Given request:
Reproduce every entry below precisely; do not include the pictures.

Provided entries:
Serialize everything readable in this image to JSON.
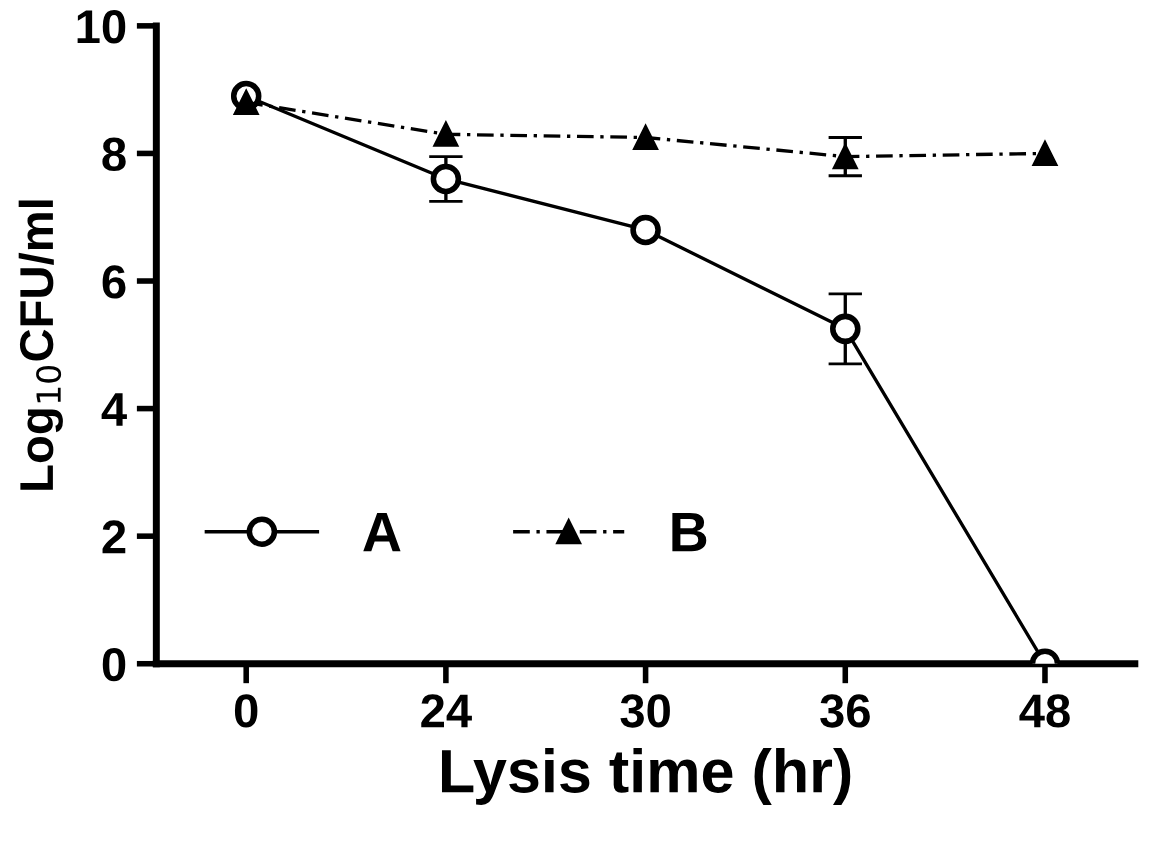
{
  "chart_data": {
    "type": "line",
    "xlabel": "Lysis time (hr)",
    "ylabel": "Log$_{10}$CFU/ml",
    "categories": [
      "0",
      "24",
      "30",
      "36",
      "48"
    ],
    "series": [
      {
        "name": "A",
        "color": "#000000",
        "marker": "circle",
        "line_style": "solid",
        "values": [
          8.9,
          7.6,
          6.8,
          5.25,
          0
        ],
        "errors": [
          null,
          0.35,
          null,
          0.55,
          null
        ]
      },
      {
        "name": "B",
        "color": "#000000",
        "marker": "triangle",
        "line_style": "dashed",
        "values": [
          8.8,
          8.3,
          8.25,
          7.95,
          8.0
        ],
        "errors": [
          null,
          null,
          null,
          0.3,
          null
        ]
      }
    ],
    "ylim": [
      0,
      10
    ],
    "yticks": [
      0,
      2,
      4,
      6,
      8,
      10
    ],
    "grid": false,
    "legend": "bottom left"
  }
}
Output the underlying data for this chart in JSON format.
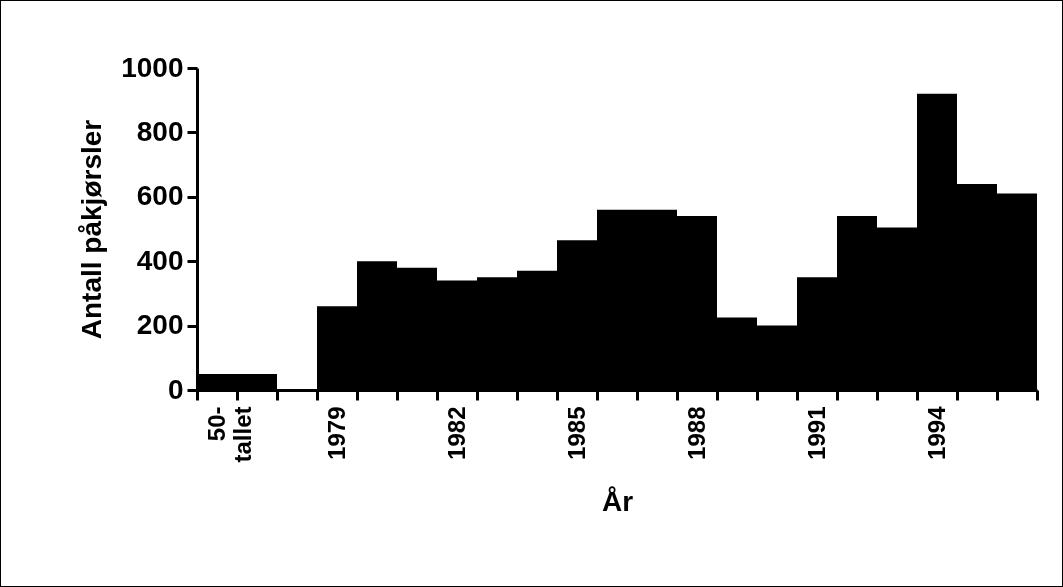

Finished exercise:
Serialize everything readable in this image to JSON.
{
  "chart_data": {
    "type": "line",
    "xlabel": "Lysis time (hr)",
    "ylabel": "Log$_{10}$CFU/ml",
    "categories": [
      "0",
      "24",
      "30",
      "36",
      "48"
    ],
    "series": [
      {
        "name": "A",
        "color": "#000000",
        "marker": "circle",
        "line_style": "solid",
        "values": [
          8.9,
          7.6,
          6.8,
          5.25,
          0
        ],
        "errors": [
          null,
          0.35,
          null,
          0.55,
          null
        ]
      },
      {
        "name": "B",
        "color": "#000000",
        "marker": "triangle",
        "line_style": "dashed",
        "values": [
          8.8,
          8.3,
          8.25,
          7.95,
          8.0
        ],
        "errors": [
          null,
          null,
          null,
          0.3,
          null
        ]
      }
    ],
    "ylim": [
      0,
      10
    ],
    "yticks": [
      0,
      2,
      4,
      6,
      8,
      10
    ],
    "grid": false,
    "legend": "bottom left"
  }
}
Output the underlying data for this chart in JSON format.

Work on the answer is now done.